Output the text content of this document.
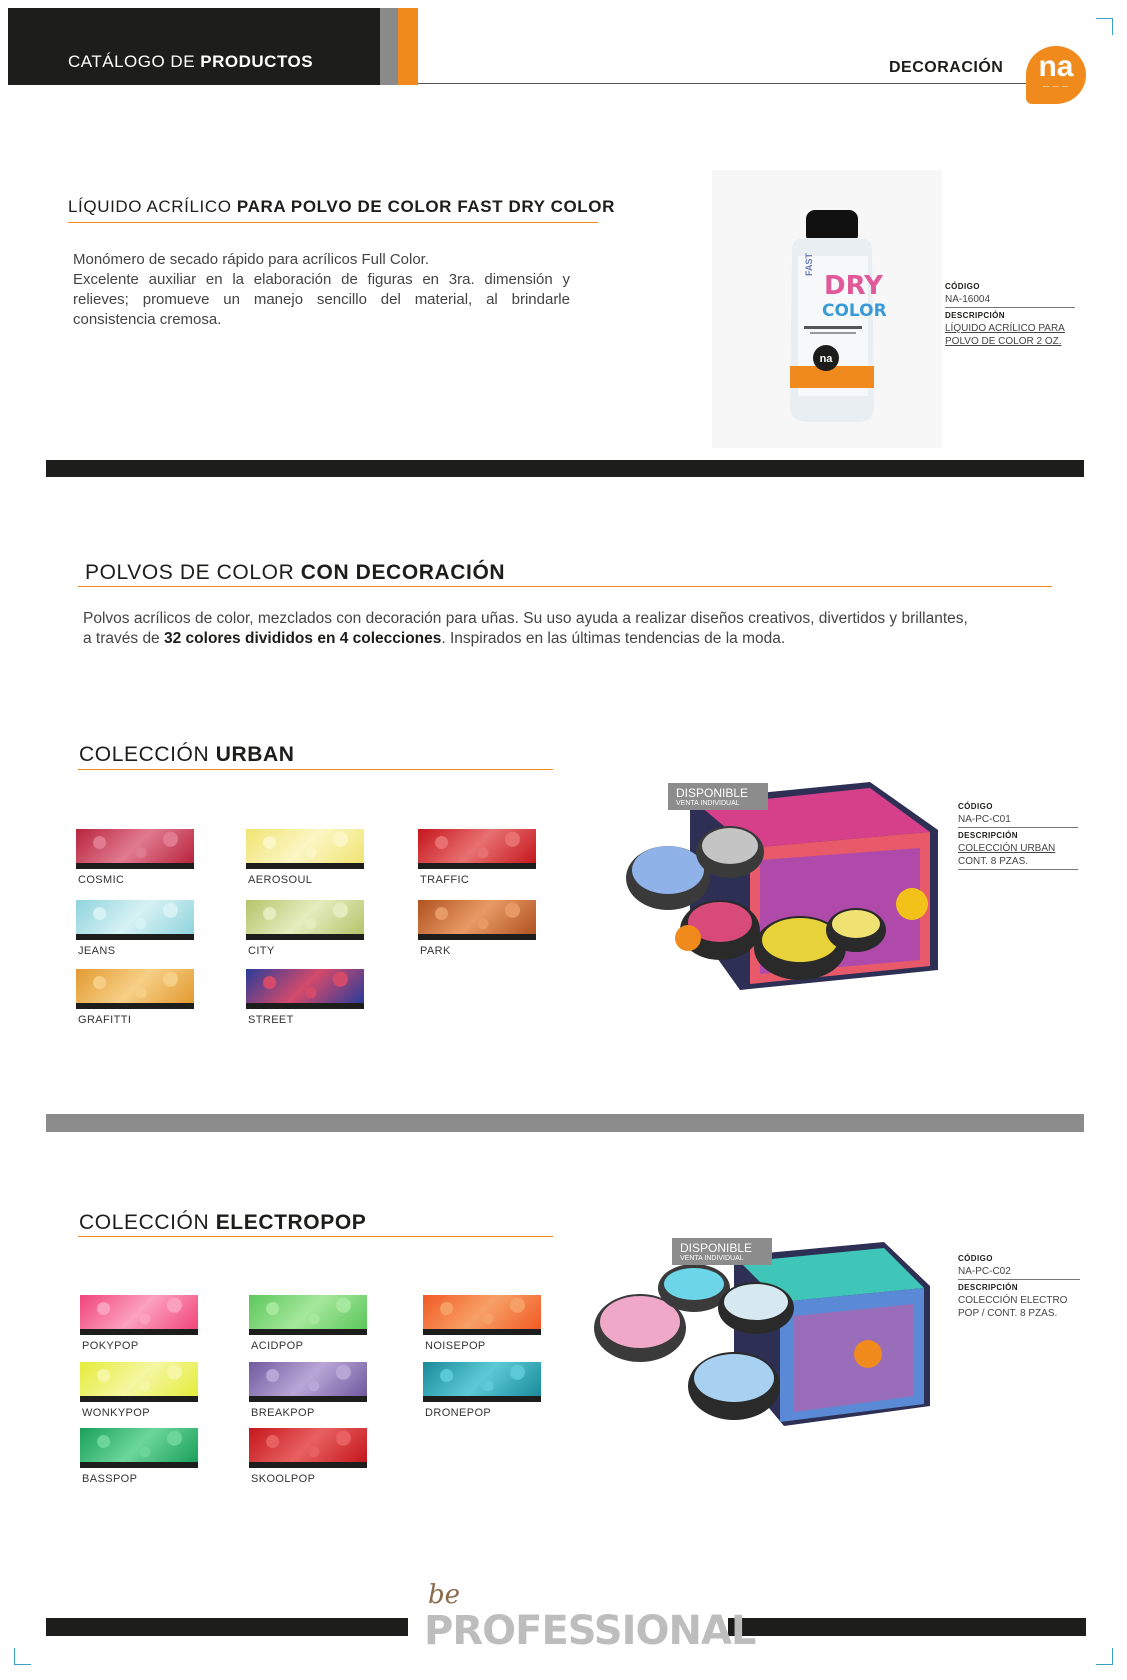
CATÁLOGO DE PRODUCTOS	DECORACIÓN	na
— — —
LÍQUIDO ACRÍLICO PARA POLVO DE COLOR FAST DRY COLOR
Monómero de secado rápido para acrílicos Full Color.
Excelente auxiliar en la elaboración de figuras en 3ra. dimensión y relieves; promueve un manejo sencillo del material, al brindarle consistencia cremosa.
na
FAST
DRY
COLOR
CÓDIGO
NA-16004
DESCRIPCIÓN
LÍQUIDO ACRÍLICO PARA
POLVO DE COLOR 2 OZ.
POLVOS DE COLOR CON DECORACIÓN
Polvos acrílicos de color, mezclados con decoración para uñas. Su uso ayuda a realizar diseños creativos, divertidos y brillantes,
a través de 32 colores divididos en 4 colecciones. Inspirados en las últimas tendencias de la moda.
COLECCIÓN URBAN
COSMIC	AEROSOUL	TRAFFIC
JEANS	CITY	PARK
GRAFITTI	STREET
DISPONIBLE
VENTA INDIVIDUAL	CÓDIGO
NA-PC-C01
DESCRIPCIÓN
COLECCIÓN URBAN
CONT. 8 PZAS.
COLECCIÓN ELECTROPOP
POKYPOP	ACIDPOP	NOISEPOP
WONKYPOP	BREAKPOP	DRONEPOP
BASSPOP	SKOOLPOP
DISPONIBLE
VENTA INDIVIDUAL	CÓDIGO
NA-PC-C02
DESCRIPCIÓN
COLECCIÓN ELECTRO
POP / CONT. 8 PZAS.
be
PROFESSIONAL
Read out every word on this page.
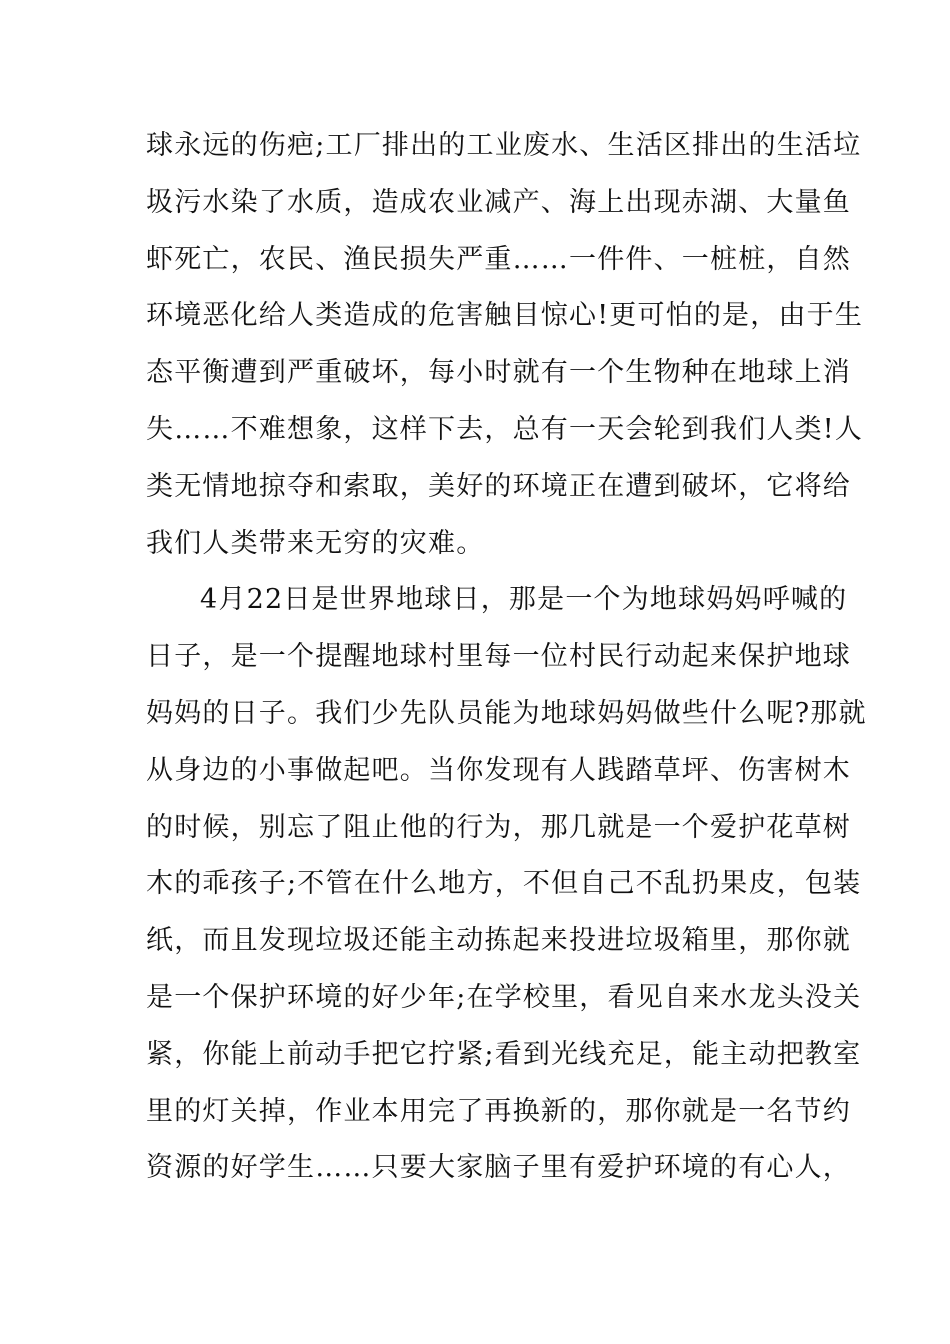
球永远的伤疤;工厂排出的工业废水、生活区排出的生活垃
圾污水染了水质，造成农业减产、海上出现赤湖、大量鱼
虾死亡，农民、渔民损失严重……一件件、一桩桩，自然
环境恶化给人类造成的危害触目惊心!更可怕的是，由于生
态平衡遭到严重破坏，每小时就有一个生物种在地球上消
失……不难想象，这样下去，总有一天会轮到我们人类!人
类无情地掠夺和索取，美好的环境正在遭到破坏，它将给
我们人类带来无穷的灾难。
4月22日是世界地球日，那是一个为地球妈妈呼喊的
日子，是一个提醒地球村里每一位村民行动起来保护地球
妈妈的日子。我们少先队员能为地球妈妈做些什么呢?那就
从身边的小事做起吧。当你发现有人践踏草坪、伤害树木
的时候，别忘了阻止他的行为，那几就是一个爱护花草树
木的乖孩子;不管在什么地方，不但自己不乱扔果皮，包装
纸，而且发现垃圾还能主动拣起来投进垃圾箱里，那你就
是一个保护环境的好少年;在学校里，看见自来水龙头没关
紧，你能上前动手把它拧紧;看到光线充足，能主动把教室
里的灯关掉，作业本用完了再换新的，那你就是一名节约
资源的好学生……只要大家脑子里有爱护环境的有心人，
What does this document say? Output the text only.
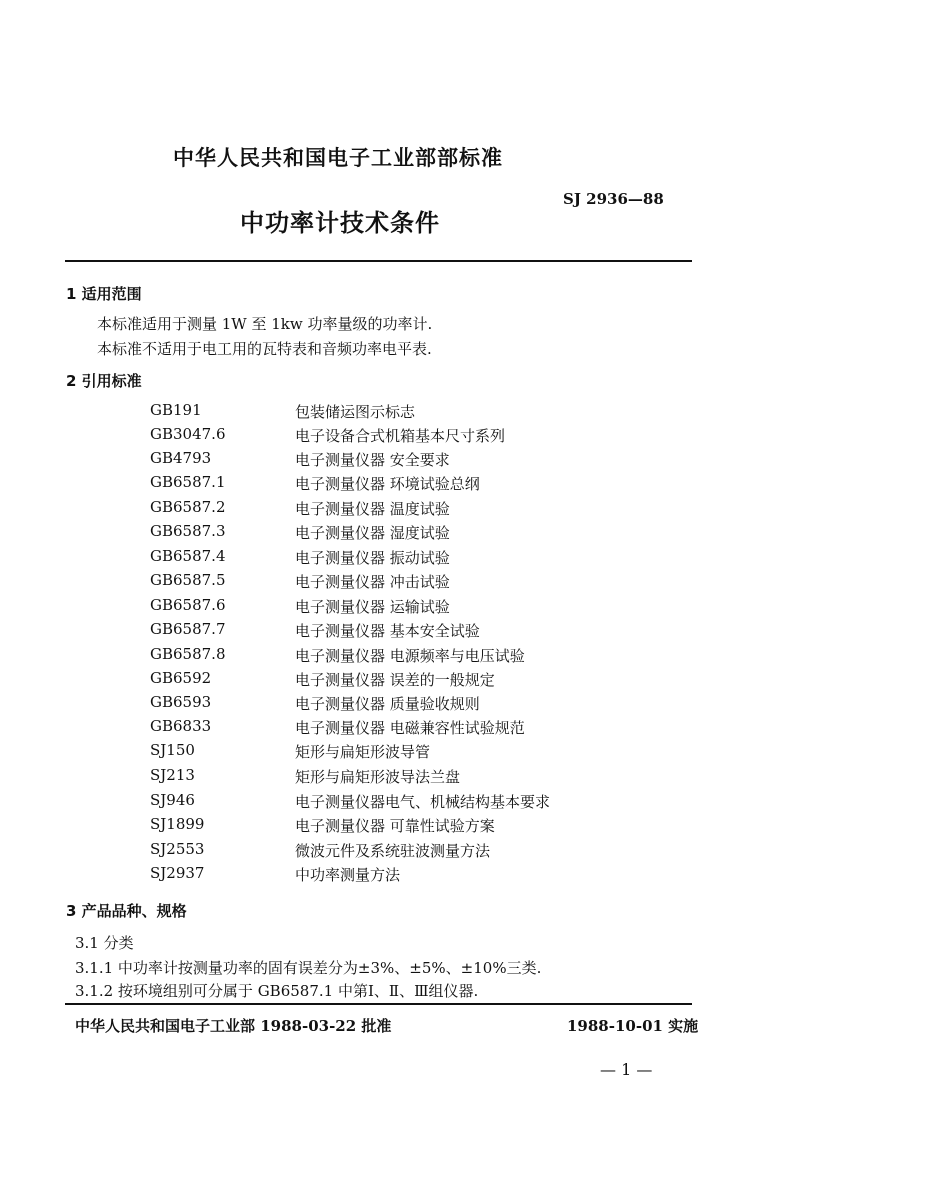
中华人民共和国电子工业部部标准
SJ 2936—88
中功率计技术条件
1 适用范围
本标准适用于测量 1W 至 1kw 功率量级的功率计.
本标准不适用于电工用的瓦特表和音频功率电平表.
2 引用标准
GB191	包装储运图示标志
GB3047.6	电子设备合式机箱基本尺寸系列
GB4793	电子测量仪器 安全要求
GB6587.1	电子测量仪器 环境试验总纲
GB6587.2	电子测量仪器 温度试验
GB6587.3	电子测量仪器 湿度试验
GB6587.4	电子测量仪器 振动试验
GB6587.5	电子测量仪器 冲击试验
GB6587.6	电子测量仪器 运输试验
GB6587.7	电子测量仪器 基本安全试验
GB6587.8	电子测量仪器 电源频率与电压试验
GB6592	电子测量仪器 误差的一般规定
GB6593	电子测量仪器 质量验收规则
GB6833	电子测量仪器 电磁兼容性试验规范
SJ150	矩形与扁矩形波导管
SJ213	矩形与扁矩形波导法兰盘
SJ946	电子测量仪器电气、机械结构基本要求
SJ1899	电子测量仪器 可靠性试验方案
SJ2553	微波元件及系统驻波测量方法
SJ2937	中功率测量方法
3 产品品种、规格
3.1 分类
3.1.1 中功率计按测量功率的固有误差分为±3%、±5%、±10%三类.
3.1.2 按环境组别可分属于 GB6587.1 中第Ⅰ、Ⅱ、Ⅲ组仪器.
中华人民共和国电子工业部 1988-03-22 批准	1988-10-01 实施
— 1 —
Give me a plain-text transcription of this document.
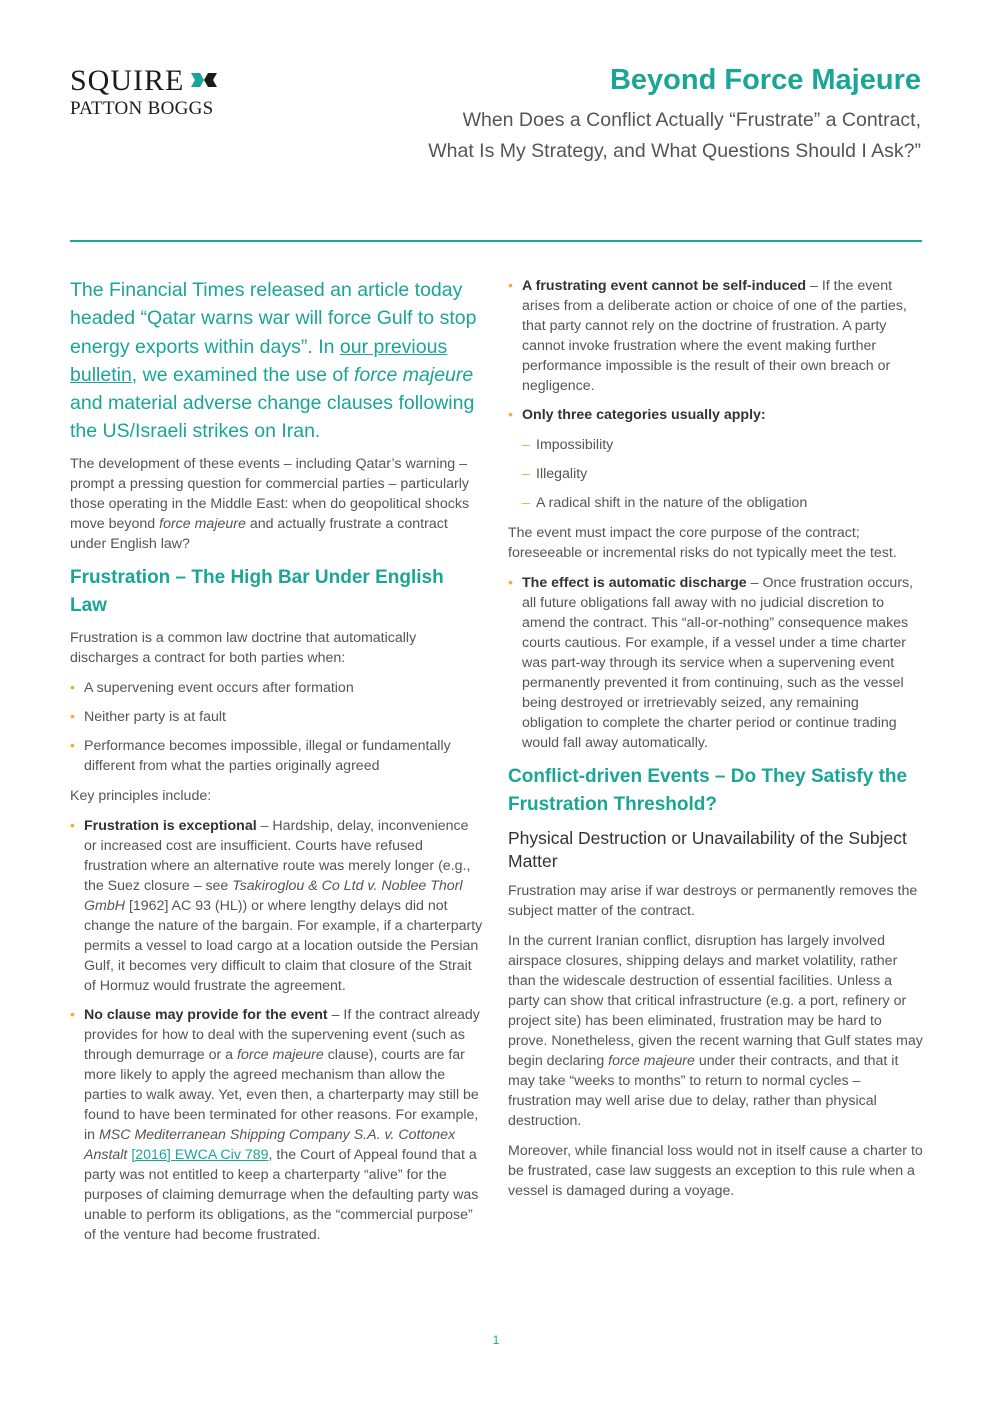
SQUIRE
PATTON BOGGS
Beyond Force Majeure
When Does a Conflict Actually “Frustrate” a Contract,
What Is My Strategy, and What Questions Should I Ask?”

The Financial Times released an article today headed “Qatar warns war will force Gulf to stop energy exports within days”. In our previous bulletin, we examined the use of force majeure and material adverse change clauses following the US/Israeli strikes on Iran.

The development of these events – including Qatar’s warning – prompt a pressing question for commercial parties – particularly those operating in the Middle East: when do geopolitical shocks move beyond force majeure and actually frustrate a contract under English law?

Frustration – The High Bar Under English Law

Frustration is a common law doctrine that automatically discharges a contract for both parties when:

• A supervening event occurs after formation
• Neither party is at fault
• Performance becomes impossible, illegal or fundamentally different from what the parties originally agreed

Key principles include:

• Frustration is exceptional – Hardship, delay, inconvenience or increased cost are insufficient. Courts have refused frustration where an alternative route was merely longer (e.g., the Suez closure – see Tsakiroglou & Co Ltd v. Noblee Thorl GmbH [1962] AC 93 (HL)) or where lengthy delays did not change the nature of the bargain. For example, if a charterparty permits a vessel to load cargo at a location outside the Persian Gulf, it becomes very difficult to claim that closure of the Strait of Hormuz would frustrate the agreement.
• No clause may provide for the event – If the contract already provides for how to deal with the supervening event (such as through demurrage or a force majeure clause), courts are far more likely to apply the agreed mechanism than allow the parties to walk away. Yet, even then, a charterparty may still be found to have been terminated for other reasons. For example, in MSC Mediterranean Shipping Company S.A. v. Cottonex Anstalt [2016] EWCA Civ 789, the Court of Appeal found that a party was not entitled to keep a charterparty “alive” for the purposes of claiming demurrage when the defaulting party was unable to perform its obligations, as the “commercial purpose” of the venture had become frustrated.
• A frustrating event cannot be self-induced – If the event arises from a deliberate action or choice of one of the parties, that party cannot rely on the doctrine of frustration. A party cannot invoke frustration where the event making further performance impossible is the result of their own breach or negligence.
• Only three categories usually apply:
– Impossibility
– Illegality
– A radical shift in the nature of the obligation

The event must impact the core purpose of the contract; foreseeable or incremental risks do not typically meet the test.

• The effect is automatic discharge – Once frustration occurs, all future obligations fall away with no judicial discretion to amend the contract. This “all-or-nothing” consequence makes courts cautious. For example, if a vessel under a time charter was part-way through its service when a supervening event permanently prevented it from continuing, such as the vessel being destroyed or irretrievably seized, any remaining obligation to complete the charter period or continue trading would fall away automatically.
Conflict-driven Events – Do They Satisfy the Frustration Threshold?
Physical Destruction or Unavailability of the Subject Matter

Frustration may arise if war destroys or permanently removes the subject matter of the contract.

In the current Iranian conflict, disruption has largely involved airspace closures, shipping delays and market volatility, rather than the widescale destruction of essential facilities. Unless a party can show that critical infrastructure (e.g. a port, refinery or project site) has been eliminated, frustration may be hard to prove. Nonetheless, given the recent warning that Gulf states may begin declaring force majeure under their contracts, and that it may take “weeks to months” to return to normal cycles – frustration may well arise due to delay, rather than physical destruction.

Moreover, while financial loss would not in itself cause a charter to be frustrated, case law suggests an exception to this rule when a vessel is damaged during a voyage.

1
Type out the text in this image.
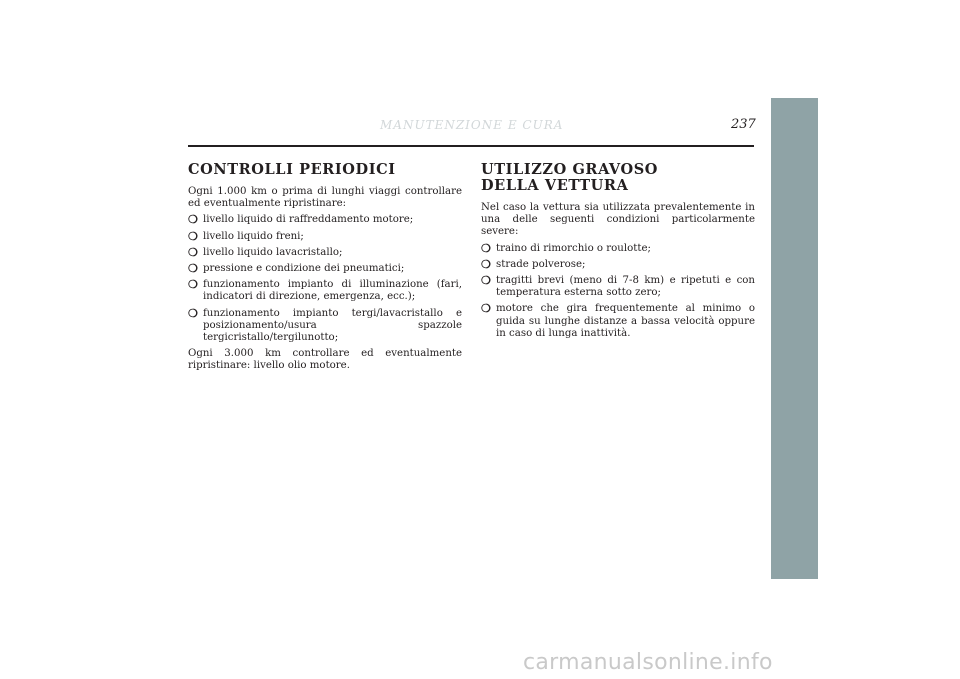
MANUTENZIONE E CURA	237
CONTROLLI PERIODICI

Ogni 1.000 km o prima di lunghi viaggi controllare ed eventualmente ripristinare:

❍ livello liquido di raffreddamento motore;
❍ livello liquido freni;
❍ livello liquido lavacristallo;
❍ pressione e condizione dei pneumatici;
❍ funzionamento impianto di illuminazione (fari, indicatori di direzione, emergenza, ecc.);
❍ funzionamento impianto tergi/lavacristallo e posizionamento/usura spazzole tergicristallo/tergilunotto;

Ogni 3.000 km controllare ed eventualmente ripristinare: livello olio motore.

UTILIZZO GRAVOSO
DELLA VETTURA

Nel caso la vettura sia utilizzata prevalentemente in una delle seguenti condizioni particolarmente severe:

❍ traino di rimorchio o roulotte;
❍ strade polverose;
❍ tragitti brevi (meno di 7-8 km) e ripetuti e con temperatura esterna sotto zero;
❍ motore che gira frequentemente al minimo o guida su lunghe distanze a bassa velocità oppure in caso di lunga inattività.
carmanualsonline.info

■ Task to complete ■
Using the listing, copy every line where the word "lavacristallo" shows up.

■ Solution ■
❍ livello liquido lavacristallo;
❍ funzionamento impianto tergi/lavacristallo e posizionamento/usura spazzole tergicristallo/tergilunotto;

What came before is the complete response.